* BEGIN THE RECORDS *

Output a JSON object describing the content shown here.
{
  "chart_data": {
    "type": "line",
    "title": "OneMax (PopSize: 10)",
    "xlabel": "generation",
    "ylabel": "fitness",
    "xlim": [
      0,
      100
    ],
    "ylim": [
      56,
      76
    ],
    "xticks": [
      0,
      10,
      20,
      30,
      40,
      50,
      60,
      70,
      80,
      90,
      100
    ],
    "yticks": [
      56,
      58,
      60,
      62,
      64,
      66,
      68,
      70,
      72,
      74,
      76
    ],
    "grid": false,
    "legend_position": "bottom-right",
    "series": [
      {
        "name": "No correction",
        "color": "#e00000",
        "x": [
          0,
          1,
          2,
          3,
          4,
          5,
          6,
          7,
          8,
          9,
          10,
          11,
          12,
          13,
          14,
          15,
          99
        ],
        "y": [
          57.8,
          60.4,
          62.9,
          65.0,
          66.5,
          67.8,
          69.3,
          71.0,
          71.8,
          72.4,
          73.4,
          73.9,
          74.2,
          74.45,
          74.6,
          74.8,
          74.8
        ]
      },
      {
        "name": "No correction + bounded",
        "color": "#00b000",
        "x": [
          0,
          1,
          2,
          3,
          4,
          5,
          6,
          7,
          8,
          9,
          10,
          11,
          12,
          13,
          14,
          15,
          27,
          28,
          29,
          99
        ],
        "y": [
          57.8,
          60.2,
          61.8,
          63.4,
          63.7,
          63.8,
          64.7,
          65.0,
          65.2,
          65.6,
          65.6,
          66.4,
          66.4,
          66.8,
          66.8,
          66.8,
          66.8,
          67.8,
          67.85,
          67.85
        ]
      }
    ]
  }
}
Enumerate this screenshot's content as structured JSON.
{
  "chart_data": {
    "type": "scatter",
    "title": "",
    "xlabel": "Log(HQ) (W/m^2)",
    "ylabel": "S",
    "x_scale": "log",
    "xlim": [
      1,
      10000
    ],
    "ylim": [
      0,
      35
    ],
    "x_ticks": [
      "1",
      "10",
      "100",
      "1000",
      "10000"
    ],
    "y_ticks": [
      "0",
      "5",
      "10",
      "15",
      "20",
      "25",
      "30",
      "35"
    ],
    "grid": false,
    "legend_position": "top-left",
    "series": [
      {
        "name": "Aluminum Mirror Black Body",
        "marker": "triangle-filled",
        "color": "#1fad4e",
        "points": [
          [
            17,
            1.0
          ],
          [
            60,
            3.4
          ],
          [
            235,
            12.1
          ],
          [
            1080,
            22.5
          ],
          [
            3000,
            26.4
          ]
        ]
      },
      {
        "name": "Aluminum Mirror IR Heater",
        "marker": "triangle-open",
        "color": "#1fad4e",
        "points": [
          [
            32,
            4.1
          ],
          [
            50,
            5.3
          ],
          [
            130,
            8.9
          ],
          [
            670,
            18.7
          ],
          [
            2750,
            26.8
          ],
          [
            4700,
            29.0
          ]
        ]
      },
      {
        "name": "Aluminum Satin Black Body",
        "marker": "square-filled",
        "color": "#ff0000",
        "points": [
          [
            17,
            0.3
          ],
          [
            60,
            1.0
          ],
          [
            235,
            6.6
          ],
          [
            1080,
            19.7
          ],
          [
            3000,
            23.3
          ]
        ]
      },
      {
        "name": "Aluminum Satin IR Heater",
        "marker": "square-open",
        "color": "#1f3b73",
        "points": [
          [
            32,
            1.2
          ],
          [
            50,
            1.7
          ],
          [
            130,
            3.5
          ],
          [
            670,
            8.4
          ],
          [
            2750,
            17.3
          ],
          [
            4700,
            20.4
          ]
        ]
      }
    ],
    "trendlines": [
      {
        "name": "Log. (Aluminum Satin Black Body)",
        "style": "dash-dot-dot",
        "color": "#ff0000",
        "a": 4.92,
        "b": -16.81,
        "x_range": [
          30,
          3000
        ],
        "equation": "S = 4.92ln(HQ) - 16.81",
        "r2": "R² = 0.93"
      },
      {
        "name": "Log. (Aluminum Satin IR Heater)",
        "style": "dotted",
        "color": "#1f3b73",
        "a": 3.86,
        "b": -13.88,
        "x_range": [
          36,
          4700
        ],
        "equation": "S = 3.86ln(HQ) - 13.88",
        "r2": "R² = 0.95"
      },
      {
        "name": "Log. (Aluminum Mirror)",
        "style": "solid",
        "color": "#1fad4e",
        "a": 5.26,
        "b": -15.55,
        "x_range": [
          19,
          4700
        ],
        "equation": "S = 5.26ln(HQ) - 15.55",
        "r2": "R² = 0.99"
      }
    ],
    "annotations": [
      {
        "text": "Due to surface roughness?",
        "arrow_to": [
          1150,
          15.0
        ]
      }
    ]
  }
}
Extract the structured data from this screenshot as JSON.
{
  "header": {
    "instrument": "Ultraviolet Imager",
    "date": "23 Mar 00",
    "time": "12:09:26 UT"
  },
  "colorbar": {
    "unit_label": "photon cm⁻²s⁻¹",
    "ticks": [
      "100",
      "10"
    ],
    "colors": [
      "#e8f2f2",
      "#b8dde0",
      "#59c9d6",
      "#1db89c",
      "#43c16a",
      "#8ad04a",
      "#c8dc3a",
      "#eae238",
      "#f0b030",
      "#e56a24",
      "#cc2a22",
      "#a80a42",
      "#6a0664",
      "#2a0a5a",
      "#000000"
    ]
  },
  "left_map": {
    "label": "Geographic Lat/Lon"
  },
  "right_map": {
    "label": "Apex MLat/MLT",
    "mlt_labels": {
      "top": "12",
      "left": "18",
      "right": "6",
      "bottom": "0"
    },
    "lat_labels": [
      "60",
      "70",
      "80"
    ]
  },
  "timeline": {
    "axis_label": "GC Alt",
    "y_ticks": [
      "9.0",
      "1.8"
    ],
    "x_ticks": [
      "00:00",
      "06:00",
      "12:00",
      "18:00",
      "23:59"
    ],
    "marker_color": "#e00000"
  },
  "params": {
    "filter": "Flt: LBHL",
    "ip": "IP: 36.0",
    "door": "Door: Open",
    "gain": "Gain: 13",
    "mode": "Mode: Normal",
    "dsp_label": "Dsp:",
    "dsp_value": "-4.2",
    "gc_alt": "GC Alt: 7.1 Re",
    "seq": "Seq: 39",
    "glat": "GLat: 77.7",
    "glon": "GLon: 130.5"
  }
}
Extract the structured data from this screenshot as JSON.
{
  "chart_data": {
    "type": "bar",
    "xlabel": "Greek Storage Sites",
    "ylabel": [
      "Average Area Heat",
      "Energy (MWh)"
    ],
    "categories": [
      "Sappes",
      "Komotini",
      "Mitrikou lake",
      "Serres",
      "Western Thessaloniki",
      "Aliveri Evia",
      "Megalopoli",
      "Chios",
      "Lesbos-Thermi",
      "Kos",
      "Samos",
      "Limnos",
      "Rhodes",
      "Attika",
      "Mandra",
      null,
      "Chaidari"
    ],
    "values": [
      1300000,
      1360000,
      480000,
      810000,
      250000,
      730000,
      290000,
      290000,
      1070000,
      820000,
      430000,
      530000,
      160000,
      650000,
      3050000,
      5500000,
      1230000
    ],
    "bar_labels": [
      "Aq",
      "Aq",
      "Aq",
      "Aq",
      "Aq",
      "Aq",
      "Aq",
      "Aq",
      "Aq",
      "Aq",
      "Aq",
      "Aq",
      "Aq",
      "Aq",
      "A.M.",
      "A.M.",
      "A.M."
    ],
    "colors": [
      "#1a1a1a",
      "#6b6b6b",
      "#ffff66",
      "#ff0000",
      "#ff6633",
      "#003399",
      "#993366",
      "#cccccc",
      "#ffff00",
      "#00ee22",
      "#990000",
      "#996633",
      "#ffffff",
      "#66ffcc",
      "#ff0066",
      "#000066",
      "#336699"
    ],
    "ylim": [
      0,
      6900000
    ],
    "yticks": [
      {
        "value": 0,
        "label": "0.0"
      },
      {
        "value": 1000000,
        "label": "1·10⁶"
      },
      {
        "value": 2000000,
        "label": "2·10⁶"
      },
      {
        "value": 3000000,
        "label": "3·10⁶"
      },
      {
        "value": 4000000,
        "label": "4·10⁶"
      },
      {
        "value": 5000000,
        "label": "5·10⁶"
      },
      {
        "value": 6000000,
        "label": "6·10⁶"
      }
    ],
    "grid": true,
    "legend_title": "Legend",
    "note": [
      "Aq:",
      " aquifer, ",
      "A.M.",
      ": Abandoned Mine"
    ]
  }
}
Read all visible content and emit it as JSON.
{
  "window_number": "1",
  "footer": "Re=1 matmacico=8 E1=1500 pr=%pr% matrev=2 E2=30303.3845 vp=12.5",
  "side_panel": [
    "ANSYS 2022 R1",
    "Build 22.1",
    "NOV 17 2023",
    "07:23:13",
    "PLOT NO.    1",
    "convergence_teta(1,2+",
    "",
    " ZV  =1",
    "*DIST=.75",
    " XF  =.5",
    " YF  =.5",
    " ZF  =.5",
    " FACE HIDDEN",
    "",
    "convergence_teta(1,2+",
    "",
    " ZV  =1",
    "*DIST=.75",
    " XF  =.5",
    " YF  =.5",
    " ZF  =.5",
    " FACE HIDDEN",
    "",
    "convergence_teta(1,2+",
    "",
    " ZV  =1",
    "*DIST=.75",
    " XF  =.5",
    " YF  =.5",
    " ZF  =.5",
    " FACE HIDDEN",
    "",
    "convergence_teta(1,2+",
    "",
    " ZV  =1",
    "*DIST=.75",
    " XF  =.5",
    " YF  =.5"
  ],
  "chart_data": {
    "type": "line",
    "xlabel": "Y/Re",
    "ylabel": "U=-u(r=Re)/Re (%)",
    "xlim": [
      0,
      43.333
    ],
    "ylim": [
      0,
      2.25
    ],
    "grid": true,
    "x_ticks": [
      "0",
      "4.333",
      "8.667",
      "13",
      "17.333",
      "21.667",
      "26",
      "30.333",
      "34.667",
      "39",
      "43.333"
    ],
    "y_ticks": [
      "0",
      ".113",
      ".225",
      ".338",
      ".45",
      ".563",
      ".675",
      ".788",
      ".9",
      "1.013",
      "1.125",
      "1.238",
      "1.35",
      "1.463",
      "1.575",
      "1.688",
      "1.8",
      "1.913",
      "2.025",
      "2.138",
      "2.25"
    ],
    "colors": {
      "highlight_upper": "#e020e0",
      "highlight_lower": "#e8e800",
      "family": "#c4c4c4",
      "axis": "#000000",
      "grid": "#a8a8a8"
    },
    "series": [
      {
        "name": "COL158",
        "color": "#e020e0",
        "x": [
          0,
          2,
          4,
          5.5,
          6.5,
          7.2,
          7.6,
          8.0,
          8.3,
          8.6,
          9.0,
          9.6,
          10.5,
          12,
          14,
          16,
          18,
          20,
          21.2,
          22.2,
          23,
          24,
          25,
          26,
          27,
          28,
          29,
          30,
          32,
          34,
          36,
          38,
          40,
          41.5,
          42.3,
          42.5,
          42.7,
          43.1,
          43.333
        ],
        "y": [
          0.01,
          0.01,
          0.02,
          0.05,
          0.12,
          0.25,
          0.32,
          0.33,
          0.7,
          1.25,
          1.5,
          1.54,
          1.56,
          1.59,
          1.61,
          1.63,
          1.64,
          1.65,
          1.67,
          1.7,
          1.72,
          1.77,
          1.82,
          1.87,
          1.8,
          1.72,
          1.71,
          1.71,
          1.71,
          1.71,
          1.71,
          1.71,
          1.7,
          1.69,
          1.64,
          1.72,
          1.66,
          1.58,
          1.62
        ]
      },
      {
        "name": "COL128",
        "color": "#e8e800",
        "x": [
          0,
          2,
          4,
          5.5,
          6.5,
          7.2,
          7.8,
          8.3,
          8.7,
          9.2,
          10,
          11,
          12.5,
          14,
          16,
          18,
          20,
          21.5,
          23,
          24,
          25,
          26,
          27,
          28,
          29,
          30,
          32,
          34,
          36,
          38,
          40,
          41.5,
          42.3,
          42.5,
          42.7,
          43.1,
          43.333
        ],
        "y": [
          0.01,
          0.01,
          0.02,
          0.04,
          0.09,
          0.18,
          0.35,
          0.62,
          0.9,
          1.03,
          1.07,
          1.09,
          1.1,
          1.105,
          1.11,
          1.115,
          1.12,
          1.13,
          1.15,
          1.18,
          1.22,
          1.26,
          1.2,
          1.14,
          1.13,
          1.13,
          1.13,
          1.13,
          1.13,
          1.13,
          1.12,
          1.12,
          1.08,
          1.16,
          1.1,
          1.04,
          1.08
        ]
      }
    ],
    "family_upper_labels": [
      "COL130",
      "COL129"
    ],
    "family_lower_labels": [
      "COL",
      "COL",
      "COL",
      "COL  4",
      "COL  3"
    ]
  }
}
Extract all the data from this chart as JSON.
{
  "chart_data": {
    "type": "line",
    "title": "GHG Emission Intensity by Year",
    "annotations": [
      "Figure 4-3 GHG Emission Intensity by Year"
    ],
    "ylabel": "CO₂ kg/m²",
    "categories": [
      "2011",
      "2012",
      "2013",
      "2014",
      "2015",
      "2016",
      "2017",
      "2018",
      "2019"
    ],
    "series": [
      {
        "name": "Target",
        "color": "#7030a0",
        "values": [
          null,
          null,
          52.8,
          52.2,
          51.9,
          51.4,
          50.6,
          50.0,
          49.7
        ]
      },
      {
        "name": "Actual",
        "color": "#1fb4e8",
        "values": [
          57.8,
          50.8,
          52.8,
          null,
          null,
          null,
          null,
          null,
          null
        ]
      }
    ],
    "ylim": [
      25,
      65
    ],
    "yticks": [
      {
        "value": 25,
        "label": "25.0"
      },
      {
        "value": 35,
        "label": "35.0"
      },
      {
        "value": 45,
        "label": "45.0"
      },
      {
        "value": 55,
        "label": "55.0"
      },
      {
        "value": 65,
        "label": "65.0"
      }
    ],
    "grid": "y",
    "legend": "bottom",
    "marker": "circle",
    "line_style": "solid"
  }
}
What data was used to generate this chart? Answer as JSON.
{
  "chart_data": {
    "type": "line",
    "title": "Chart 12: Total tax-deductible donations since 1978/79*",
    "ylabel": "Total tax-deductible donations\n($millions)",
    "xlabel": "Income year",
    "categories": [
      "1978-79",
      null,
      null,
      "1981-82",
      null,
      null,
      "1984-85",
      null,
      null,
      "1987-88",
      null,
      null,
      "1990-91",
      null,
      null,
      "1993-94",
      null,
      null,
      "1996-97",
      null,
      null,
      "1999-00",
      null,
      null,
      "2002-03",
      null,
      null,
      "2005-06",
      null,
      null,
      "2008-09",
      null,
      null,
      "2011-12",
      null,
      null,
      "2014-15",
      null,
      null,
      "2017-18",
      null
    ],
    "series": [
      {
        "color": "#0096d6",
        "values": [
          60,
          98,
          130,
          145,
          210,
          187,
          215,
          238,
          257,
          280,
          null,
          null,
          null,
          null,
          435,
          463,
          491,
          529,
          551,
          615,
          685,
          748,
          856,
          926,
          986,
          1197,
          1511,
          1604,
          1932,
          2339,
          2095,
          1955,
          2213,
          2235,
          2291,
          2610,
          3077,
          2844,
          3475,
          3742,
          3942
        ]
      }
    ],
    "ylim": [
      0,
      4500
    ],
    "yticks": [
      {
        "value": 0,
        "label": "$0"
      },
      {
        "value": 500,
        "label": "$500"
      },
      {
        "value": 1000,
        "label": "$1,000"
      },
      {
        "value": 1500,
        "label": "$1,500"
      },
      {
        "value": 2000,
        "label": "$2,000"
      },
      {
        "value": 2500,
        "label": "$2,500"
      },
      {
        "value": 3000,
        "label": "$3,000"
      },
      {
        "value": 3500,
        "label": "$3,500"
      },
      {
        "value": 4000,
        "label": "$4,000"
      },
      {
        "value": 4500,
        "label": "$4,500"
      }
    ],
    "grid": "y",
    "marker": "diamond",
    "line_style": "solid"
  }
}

* END THE RECORDS *

INSTRUCTION ->
Give only the number of lines in the records that contain the string "Black".

OUTPUT FOR THIS EXERCISE ->
3